◆ YOUR TASK
Without including any images, reproduce each entry exactly.

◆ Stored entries
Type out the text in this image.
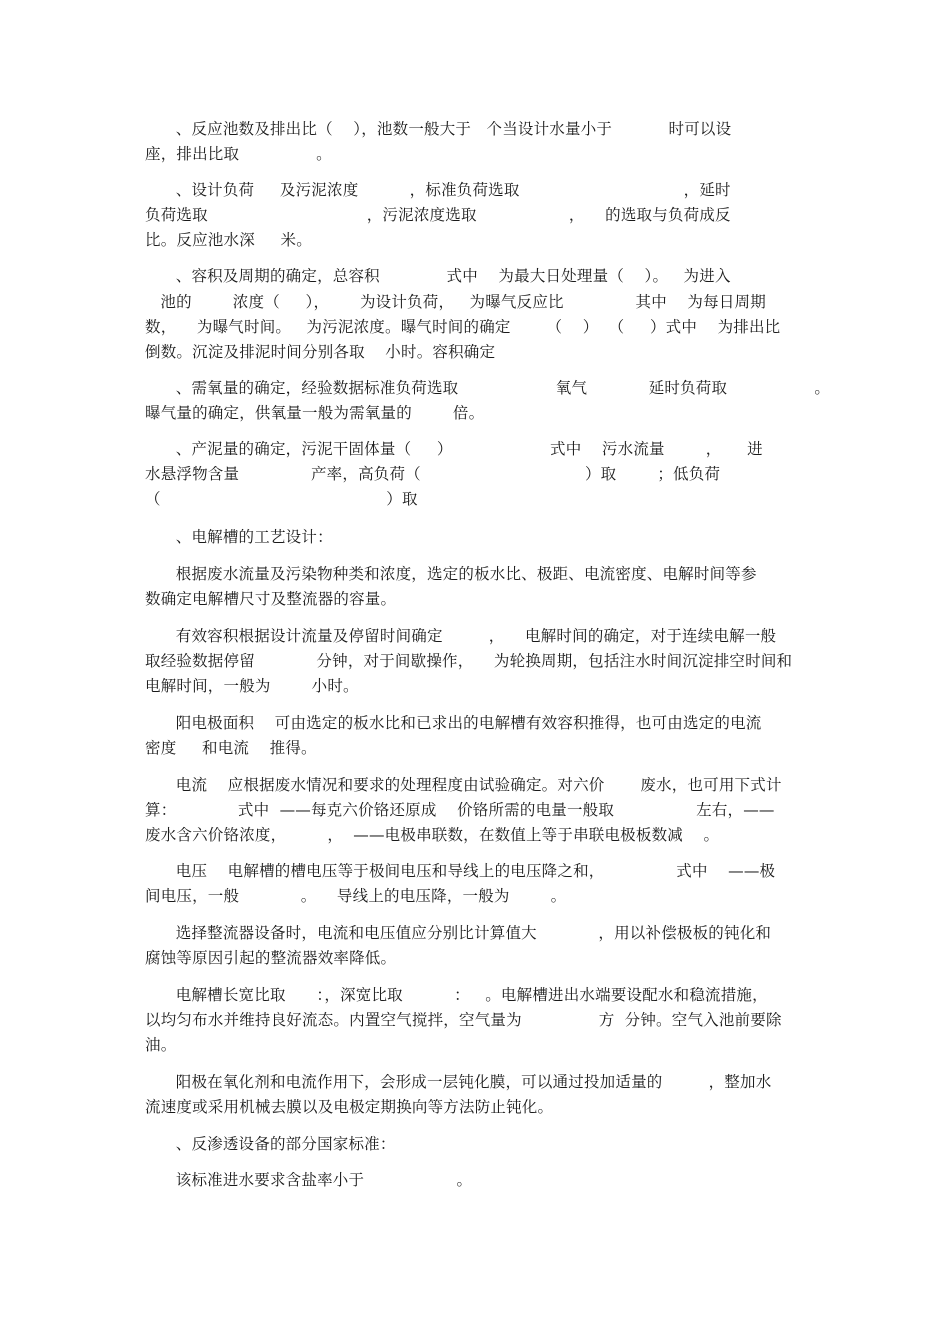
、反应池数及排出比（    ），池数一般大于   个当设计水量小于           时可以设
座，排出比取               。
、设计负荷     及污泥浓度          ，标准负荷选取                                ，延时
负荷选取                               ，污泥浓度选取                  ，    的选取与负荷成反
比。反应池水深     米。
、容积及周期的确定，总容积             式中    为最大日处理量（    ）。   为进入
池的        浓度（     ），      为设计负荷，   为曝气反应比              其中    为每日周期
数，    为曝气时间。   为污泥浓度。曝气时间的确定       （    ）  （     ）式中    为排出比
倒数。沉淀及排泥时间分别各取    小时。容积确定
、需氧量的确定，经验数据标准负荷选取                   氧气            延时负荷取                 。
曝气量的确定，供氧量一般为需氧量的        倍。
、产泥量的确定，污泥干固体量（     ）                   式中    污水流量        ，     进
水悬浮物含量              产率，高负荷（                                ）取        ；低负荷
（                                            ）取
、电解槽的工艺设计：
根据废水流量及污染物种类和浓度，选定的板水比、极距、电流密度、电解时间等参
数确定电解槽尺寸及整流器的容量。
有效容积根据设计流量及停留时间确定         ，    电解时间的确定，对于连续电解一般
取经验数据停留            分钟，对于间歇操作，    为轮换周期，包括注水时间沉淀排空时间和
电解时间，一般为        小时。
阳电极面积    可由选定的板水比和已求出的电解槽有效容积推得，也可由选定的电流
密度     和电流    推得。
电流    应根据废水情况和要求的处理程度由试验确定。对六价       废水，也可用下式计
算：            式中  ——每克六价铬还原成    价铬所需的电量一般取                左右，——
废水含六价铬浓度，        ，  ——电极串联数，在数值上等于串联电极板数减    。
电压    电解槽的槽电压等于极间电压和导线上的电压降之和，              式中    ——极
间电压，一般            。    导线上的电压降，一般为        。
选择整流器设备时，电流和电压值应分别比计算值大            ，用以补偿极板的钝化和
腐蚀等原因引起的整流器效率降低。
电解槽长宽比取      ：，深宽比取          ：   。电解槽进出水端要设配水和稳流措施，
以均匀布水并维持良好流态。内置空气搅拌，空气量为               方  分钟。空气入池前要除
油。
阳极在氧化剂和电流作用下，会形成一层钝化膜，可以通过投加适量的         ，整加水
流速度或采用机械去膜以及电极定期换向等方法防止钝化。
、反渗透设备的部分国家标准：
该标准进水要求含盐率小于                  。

◆ WRITTEN SOLUTION
Type out the text in this image.
、反应池数及排出比（    ），池数一般大于   个当设计水量小于           时可以设
座，排出比取               。
、设计负荷     及污泥浓度          ，标准负荷选取                                ，延时
负荷选取                               ，污泥浓度选取                  ，    的选取与负荷成反
比。反应池水深     米。
、容积及周期的确定，总容积             式中    为最大日处理量（    ）。   为进入
池的        浓度（     ），      为设计负荷，   为曝气反应比              其中    为每日周期
数，    为曝气时间。   为污泥浓度。曝气时间的确定       （    ）  （     ）式中    为排出比
倒数。沉淀及排泥时间分别各取    小时。容积确定
、需氧量的确定，经验数据标准负荷选取                   氧气            延时负荷取                 。
曝气量的确定，供氧量一般为需氧量的        倍。
、产泥量的确定，污泥干固体量（     ）                   式中    污水流量        ，     进
水悬浮物含量              产率，高负荷（                                ）取        ；低负荷
（                                            ）取
、电解槽的工艺设计：
根据废水流量及污染物种类和浓度，选定的板水比、极距、电流密度、电解时间等参
数确定电解槽尺寸及整流器的容量。
有效容积根据设计流量及停留时间确定         ，    电解时间的确定，对于连续电解一般
取经验数据停留            分钟，对于间歇操作，    为轮换周期，包括注水时间沉淀排空时间和
电解时间，一般为        小时。
阳电极面积    可由选定的板水比和已求出的电解槽有效容积推得，也可由选定的电流
密度     和电流    推得。
电流    应根据废水情况和要求的处理程度由试验确定。对六价       废水，也可用下式计
算：            式中  ——每克六价铬还原成    价铬所需的电量一般取                左右，——
废水含六价铬浓度，        ，  ——电极串联数，在数值上等于串联电极板数减    。
电压    电解槽的槽电压等于极间电压和导线上的电压降之和，              式中    ——极
间电压，一般            。    导线上的电压降，一般为        。
选择整流器设备时，电流和电压值应分别比计算值大            ，用以补偿极板的钝化和
腐蚀等原因引起的整流器效率降低。
电解槽长宽比取      ：，深宽比取          ：   。电解槽进出水端要设配水和稳流措施，
以均匀布水并维持良好流态。内置空气搅拌，空气量为               方  分钟。空气入池前要除
油。
阳极在氧化剂和电流作用下，会形成一层钝化膜，可以通过投加适量的         ，整加水
流速度或采用机械去膜以及电极定期换向等方法防止钝化。
、反渗透设备的部分国家标准：
该标准进水要求含盐率小于                  。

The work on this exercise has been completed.